Extracts from a graphics dataset
== == ==
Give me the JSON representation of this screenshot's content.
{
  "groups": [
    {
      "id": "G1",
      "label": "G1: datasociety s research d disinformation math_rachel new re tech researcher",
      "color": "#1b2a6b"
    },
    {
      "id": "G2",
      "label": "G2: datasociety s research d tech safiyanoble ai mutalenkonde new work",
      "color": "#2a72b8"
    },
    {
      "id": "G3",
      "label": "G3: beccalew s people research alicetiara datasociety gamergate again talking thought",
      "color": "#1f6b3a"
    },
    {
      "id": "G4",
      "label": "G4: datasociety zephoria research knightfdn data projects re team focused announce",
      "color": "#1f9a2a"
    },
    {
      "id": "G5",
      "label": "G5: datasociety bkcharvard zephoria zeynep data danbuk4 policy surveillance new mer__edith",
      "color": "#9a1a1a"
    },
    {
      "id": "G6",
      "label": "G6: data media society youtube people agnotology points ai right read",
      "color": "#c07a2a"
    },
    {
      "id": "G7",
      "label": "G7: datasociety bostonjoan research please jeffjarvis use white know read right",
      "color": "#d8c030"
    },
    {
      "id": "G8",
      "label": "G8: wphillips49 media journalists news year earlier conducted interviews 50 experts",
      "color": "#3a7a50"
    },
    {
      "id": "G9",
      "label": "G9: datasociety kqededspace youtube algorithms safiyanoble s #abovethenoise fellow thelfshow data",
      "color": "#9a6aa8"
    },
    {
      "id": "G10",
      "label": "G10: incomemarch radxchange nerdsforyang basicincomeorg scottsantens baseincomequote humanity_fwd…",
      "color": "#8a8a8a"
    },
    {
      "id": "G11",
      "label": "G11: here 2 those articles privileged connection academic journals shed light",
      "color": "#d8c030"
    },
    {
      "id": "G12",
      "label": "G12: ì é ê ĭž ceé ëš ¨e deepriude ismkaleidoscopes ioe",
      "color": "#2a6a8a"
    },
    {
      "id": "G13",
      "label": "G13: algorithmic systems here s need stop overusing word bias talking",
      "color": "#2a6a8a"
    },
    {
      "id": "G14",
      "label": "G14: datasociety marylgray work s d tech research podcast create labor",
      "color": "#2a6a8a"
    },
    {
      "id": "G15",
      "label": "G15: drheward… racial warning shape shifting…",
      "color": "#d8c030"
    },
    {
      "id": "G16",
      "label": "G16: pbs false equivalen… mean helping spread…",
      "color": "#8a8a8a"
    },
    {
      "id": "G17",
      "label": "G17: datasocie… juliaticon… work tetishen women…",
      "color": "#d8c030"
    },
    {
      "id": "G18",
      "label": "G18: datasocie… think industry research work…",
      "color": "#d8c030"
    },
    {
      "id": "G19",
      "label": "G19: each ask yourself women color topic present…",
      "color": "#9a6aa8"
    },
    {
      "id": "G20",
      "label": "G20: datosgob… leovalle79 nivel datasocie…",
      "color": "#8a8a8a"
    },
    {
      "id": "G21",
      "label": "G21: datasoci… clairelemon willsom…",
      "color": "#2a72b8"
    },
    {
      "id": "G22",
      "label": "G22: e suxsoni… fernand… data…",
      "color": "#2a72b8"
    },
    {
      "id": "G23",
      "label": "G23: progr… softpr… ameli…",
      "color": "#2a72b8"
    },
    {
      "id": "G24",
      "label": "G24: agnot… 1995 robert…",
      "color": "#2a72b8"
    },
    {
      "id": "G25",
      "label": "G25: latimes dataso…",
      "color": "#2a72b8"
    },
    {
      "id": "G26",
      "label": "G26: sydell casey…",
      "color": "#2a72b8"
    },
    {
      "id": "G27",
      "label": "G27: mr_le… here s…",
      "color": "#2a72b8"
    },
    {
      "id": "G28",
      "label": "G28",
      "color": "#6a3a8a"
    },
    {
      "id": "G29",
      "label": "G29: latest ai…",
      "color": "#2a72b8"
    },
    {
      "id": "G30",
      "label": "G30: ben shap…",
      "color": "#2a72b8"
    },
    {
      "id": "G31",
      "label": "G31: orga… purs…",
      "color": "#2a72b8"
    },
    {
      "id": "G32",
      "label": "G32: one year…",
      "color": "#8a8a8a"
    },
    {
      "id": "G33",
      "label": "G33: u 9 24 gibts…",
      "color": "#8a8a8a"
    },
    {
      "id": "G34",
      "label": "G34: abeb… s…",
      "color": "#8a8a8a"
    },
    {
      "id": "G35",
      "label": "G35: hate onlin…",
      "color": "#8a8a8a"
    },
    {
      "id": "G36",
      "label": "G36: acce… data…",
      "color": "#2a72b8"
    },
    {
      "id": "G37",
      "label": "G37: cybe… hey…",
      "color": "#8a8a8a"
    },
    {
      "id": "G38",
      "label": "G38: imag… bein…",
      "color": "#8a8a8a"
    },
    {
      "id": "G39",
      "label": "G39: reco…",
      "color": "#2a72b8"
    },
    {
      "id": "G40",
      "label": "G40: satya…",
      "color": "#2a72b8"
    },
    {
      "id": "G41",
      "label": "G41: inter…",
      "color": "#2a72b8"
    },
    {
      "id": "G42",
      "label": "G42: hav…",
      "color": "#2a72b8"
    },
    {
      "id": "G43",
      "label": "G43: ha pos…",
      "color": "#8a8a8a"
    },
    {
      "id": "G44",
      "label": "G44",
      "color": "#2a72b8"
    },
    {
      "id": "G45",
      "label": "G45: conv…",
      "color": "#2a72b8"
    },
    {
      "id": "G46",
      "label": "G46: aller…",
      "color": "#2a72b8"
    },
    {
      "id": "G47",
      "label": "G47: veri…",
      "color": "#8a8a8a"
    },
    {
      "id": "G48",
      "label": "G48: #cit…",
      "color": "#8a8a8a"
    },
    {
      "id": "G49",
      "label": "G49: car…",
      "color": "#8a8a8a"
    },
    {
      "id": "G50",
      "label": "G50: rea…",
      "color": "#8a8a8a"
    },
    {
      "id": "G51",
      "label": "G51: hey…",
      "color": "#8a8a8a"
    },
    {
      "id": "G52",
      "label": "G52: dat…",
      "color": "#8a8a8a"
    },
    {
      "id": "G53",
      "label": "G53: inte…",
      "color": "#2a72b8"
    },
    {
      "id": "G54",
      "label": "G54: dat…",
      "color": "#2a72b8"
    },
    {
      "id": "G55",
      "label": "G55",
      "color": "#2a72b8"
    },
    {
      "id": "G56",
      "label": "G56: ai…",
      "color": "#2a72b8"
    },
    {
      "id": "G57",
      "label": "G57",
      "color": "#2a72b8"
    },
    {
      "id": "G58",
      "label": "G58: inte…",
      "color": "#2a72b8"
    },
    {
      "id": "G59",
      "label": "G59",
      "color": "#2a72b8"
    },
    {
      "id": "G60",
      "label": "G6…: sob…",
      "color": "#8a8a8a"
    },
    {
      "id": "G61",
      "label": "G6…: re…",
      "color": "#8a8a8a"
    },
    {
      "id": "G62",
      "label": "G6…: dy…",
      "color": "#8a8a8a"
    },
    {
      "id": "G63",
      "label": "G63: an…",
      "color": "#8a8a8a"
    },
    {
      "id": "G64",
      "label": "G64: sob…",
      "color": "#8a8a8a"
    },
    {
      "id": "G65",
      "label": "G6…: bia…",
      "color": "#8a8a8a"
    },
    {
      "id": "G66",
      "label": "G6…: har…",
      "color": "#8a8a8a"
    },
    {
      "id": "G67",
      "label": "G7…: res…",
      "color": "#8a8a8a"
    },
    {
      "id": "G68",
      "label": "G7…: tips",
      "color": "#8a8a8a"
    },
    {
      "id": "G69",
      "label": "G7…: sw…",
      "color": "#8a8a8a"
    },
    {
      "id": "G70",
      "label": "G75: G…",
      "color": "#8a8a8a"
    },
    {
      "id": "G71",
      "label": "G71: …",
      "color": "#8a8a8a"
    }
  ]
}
== == ==
**GIVEN INSTRUCTION**
Count every line of the material above that holds the string "here", then state only the total.

**FINISHED EXERCISE**
3